● Exercise description
Output every line of the items below unchanged, from the first line to the last.

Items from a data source
=====

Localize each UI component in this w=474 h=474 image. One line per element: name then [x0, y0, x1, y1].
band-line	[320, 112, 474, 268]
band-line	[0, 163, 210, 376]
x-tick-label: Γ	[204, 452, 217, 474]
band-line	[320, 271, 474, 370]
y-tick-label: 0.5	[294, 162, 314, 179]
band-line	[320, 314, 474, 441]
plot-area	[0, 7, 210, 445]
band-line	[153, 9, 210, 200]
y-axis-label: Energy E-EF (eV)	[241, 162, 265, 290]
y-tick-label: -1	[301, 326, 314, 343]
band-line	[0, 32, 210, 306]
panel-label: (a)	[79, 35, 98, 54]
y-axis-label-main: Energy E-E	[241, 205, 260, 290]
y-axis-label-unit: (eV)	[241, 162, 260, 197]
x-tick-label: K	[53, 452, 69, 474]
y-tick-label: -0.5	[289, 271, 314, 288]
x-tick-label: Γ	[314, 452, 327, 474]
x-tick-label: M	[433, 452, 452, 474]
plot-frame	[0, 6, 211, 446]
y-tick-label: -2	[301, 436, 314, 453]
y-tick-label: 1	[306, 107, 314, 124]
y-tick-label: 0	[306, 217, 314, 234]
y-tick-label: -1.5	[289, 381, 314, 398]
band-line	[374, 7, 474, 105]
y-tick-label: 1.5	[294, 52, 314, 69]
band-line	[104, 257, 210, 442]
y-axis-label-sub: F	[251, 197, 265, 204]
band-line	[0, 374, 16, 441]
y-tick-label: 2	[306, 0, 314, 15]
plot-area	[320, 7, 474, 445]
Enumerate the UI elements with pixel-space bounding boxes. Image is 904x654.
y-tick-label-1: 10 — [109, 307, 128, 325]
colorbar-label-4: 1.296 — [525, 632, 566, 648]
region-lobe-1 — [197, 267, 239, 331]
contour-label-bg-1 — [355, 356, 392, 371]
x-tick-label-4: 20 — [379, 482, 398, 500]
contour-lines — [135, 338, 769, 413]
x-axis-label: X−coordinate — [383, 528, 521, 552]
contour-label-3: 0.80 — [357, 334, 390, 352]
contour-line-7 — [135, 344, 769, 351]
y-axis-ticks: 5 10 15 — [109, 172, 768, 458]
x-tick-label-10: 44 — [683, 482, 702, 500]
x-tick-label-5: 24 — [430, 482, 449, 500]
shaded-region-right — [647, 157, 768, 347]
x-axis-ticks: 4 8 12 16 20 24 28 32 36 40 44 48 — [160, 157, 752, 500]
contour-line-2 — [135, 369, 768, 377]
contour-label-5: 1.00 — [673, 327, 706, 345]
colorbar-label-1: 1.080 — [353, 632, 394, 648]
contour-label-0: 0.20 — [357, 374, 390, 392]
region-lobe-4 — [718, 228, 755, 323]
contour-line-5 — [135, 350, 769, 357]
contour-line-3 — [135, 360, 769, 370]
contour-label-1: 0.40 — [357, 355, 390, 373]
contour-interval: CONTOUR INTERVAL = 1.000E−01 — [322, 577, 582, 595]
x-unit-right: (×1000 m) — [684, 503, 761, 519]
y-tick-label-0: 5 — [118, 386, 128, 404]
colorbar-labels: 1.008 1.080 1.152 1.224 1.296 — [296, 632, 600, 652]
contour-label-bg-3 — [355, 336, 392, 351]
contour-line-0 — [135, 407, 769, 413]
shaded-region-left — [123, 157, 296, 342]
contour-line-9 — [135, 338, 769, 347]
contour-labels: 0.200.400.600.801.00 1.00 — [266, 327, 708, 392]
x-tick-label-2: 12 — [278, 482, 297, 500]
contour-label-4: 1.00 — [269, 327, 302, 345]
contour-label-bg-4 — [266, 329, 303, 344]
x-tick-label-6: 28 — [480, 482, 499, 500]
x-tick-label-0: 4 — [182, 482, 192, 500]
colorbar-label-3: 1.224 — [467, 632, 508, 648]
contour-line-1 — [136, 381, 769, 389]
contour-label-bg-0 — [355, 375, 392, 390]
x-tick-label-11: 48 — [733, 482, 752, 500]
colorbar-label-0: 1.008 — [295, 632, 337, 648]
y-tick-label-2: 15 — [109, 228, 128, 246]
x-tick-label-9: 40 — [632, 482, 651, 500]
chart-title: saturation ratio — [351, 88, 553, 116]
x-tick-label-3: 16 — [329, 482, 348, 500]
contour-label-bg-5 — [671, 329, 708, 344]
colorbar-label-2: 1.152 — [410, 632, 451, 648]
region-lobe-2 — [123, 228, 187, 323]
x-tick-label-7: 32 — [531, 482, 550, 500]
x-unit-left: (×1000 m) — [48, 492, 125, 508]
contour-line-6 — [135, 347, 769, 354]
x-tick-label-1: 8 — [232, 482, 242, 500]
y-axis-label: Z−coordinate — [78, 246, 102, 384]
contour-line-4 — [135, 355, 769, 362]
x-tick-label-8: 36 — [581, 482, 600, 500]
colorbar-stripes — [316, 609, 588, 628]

=====

● Correct answer
Localize each UI component in this w=474 h=474 image. One line per element: name then [x0, y0, x1, y1].
band-line	[320, 112, 474, 268]
band-line	[0, 163, 210, 376]
x-tick-label: Γ	[204, 452, 217, 474]
band-line	[320, 271, 474, 370]
y-tick-label: 0.5	[294, 162, 314, 179]
band-line	[320, 314, 474, 441]
plot-area	[0, 7, 210, 445]
band-line	[153, 9, 210, 200]
y-axis-label: Energy E-EF (eV)	[241, 162, 265, 290]
y-tick-label: -1	[301, 326, 314, 343]
band-line	[0, 32, 210, 306]
panel-label: (a)	[79, 35, 98, 54]
y-axis-label-main: Energy E-E	[241, 205, 260, 290]
y-axis-label-unit: (eV)	[241, 162, 260, 197]
x-tick-label: K	[53, 452, 69, 474]
y-tick-label: -0.5	[289, 271, 314, 288]
x-tick-label: Γ	[314, 452, 327, 474]
x-tick-label: M	[433, 452, 452, 474]
plot-frame	[0, 6, 211, 446]
y-tick-label: -2	[301, 436, 314, 453]
y-tick-label: 1	[306, 107, 314, 124]
y-tick-label: 0	[306, 217, 314, 234]
y-tick-label: -1.5	[289, 381, 314, 398]
band-line	[374, 7, 474, 105]
y-tick-label: 1.5	[294, 52, 314, 69]
band-line	[104, 257, 210, 442]
y-axis-label-sub: F	[251, 197, 265, 204]
band-line	[0, 374, 16, 441]
y-tick-label: 2	[306, 0, 314, 15]
plot-area	[320, 7, 474, 445]
Enumerate the UI elements with pixel-space bounding boxes. Image is 904x654.
y-tick-label-1: 10 — [109, 307, 128, 325]
colorbar-label-4: 1.296 — [525, 632, 566, 648]
region-lobe-1 — [197, 267, 239, 331]
contour-label-bg-1 — [355, 356, 392, 371]
x-tick-label-4: 20 — [379, 482, 398, 500]
contour-lines — [135, 338, 769, 413]
x-axis-label: X−coordinate — [383, 528, 521, 552]
contour-label-3: 0.80 — [357, 334, 390, 352]
contour-line-7 — [135, 344, 769, 351]
y-axis-ticks: 5 10 15 — [109, 172, 768, 458]
x-tick-label-10: 44 — [683, 482, 702, 500]
x-tick-label-5: 24 — [430, 482, 449, 500]
shaded-region-right — [647, 157, 768, 347]
x-axis-ticks: 4 8 12 16 20 24 28 32 36 40 44 48 — [160, 157, 752, 500]
contour-line-2 — [135, 369, 768, 377]
contour-label-5: 1.00 — [673, 327, 706, 345]
colorbar-label-1: 1.080 — [353, 632, 394, 648]
contour-label-0: 0.20 — [357, 374, 390, 392]
region-lobe-4 — [718, 228, 755, 323]
contour-line-5 — [135, 350, 769, 357]
contour-line-3 — [135, 360, 769, 370]
contour-label-1: 0.40 — [357, 355, 390, 373]
contour-interval: CONTOUR INTERVAL = 1.000E−01 — [322, 577, 582, 595]
x-unit-right: (×1000 m) — [684, 503, 761, 519]
y-tick-label-0: 5 — [118, 386, 128, 404]
colorbar-labels: 1.008 1.080 1.152 1.224 1.296 — [296, 632, 600, 652]
contour-label-bg-3 — [355, 336, 392, 351]
contour-line-0 — [135, 407, 769, 413]
shaded-region-left — [123, 157, 296, 342]
contour-line-9 — [135, 338, 769, 347]
contour-labels: 0.200.400.600.801.00 1.00 — [266, 327, 708, 392]
x-tick-label-2: 12 — [278, 482, 297, 500]
contour-label-4: 1.00 — [269, 327, 302, 345]
contour-label-bg-4 — [266, 329, 303, 344]
x-tick-label-6: 28 — [480, 482, 499, 500]
x-tick-label-0: 4 — [182, 482, 192, 500]
colorbar-label-3: 1.224 — [467, 632, 508, 648]
contour-line-1 — [136, 381, 769, 389]
contour-label-bg-0 — [355, 375, 392, 390]
x-tick-label-11: 48 — [733, 482, 752, 500]
colorbar-label-0: 1.008 — [295, 632, 337, 648]
y-tick-label-2: 15 — [109, 228, 128, 246]
x-tick-label-9: 40 — [632, 482, 651, 500]
chart-title: saturation ratio — [351, 88, 553, 116]
x-tick-label-3: 16 — [329, 482, 348, 500]
contour-label-bg-5 — [671, 329, 708, 344]
colorbar-label-2: 1.152 — [410, 632, 451, 648]
region-lobe-2 — [123, 228, 187, 323]
x-tick-label-7: 32 — [531, 482, 550, 500]
x-unit-left: (×1000 m) — [48, 492, 125, 508]
contour-line-6 — [135, 347, 769, 354]
x-tick-label-1: 8 — [232, 482, 242, 500]
y-axis-label: Z−coordinate — [78, 246, 102, 384]
contour-line-4 — [135, 355, 769, 362]
x-tick-label-8: 36 — [581, 482, 600, 500]
colorbar-stripes — [316, 609, 588, 628]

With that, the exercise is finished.